Problem statement ->
Leave out the pictures and retype exactly the lines from the line with "Extract the structured" through the end of the listing below.

──────── Data to process ────────

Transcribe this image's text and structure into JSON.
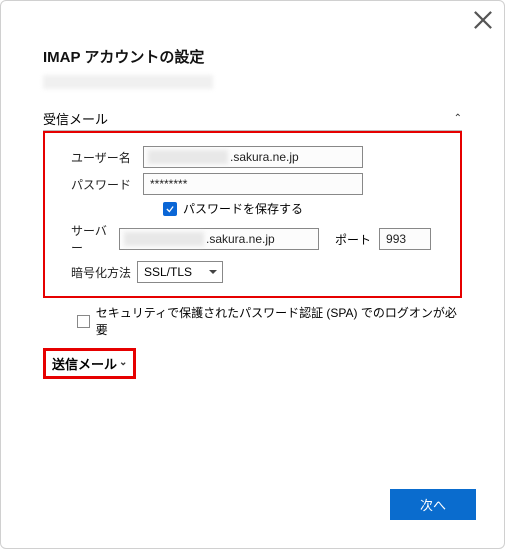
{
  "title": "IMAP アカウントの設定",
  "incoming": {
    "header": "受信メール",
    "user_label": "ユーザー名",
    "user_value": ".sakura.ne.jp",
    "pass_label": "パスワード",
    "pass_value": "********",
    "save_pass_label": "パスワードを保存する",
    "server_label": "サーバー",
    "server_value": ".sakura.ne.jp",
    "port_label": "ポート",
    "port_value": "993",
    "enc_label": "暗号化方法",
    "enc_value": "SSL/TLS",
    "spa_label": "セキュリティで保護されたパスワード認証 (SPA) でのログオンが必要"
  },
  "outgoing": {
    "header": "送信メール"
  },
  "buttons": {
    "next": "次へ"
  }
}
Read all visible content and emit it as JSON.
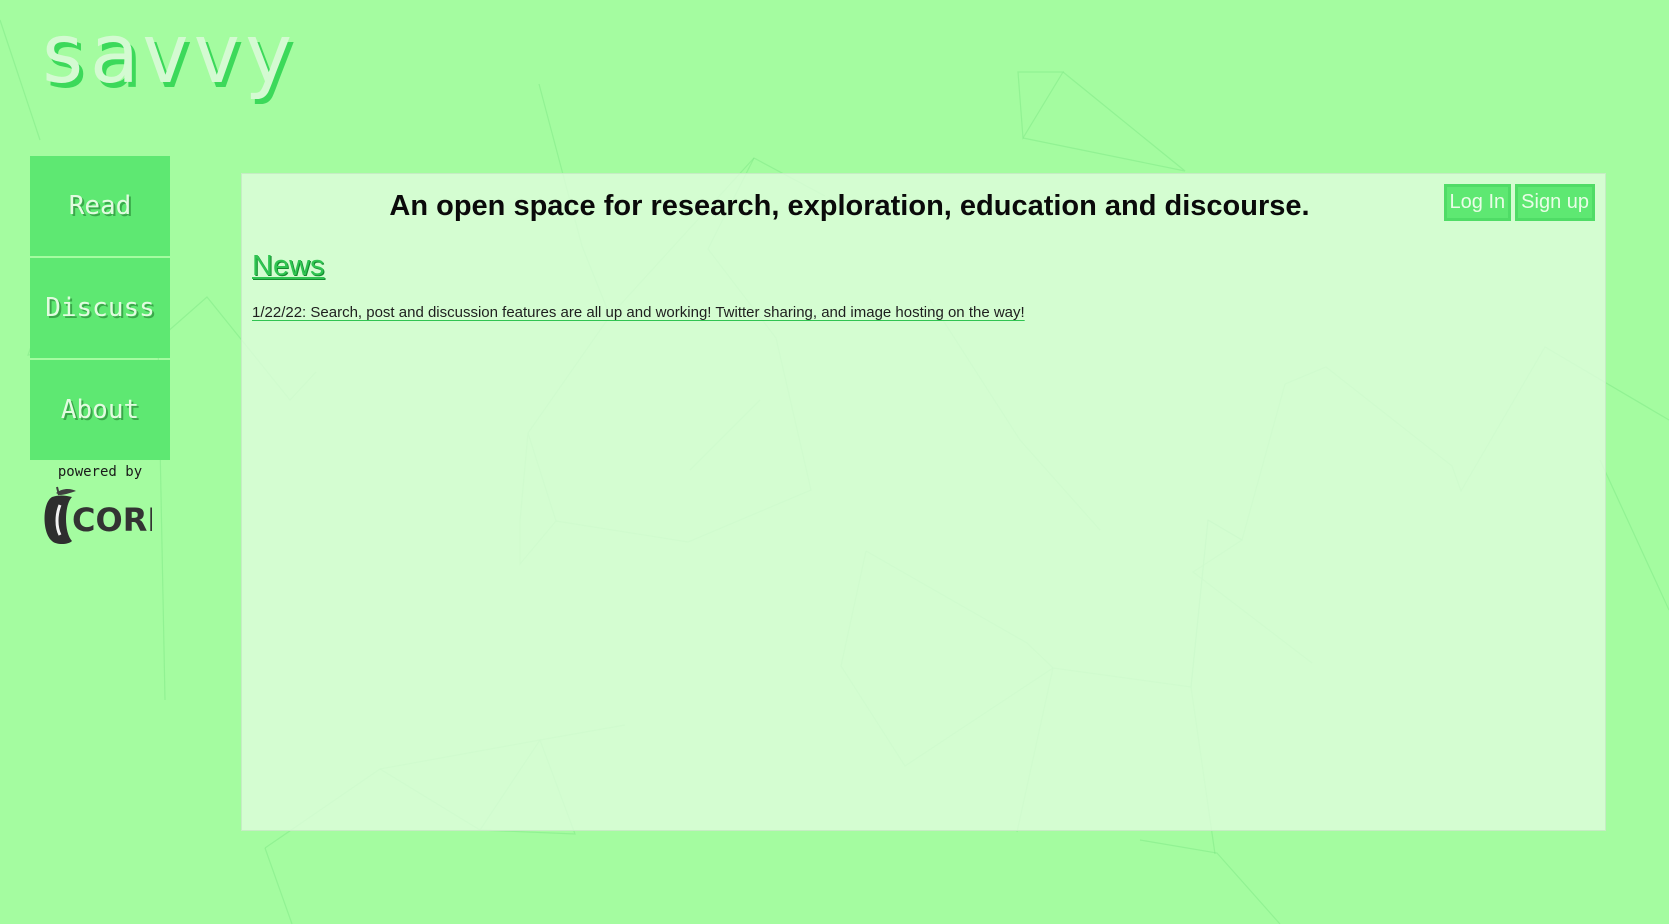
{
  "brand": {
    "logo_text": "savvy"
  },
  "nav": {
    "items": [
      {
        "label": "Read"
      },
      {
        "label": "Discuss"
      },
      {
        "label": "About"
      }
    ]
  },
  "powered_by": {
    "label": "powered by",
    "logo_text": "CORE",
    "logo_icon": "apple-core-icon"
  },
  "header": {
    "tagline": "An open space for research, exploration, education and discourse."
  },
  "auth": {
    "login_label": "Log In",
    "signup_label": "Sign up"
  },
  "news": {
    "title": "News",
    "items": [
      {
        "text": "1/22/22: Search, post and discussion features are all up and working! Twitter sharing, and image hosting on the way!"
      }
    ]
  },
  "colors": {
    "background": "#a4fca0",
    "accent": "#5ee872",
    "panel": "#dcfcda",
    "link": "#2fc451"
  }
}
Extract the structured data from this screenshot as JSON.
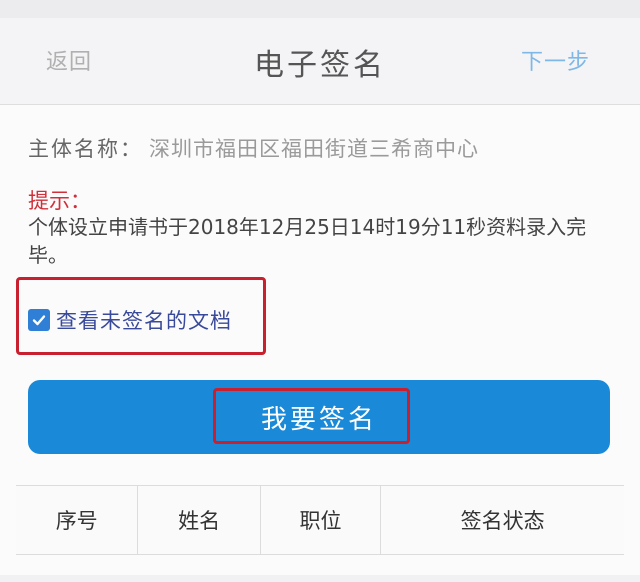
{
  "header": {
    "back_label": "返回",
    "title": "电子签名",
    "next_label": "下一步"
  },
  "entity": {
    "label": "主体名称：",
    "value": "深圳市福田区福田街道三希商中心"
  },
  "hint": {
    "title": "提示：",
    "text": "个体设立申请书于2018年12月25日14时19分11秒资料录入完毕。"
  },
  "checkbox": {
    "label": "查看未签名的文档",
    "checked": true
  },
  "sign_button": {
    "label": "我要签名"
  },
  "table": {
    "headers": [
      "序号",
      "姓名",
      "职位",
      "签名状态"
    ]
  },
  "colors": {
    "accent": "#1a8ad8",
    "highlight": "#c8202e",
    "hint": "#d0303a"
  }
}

────────

Final answer ->
Extract the structured data from this screenshot as JSON.
{
  "header": {
    "back_label": "返回",
    "title": "电子签名",
    "next_label": "下一步"
  },
  "entity": {
    "label": "主体名称：",
    "value": "深圳市福田区福田街道三希商中心"
  },
  "hint": {
    "title": "提示：",
    "text": "个体设立申请书于2018年12月25日14时19分11秒资料录入完毕。"
  },
  "checkbox": {
    "label": "查看未签名的文档",
    "checked": true
  },
  "sign_button": {
    "label": "我要签名"
  },
  "table": {
    "headers": [
      "序号",
      "姓名",
      "职位",
      "签名状态"
    ]
  },
  "colors": {
    "accent": "#1a8ad8",
    "highlight": "#c8202e",
    "hint": "#d0303a"
  }
}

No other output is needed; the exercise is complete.